[Collected data entries]
Start
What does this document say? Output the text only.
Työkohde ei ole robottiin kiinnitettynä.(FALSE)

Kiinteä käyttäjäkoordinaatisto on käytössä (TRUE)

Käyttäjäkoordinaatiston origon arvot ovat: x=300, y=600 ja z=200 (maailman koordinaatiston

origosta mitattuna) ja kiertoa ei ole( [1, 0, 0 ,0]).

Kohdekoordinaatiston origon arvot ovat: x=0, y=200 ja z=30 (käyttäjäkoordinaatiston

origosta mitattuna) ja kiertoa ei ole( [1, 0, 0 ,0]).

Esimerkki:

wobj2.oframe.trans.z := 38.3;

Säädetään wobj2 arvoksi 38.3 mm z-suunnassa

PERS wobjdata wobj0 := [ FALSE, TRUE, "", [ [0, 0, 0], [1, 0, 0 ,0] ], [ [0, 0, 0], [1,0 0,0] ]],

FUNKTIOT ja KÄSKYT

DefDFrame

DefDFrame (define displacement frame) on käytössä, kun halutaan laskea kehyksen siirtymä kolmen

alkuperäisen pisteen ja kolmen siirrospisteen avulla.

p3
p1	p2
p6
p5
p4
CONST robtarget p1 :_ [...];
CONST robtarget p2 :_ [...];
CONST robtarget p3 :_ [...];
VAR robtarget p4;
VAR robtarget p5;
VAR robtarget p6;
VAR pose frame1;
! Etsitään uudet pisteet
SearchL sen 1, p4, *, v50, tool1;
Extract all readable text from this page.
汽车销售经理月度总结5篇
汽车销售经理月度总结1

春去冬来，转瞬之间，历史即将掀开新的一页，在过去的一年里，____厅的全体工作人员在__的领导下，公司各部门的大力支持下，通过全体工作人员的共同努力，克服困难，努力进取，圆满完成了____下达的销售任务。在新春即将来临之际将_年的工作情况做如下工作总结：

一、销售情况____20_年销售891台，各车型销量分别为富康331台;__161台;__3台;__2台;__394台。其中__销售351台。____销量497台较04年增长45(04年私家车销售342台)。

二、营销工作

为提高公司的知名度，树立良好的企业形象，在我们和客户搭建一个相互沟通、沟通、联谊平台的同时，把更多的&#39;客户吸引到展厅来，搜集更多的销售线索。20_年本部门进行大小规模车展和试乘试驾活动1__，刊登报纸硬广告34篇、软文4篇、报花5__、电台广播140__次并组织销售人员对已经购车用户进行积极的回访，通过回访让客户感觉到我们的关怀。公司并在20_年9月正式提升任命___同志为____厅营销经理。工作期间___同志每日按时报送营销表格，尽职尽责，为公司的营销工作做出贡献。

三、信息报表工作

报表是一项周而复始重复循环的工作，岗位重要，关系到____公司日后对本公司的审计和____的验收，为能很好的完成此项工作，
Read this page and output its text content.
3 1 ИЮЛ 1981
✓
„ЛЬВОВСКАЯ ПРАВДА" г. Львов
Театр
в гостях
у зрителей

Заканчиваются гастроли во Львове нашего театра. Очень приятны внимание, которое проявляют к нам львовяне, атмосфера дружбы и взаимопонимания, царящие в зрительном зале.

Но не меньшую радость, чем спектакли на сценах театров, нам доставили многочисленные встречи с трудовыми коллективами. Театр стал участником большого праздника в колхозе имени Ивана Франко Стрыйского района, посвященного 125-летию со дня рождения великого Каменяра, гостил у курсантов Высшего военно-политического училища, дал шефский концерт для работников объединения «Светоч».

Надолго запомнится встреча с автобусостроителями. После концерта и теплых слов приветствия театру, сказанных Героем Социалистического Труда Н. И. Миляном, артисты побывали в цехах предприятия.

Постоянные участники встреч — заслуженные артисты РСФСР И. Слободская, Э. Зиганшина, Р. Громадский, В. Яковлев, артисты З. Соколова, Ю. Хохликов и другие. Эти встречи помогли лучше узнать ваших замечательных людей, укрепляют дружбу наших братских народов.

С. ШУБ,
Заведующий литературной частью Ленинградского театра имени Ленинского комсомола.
End
What to produce
Determine the number of lines in the records that include the string "имени", and respond with that number only.

Solution
2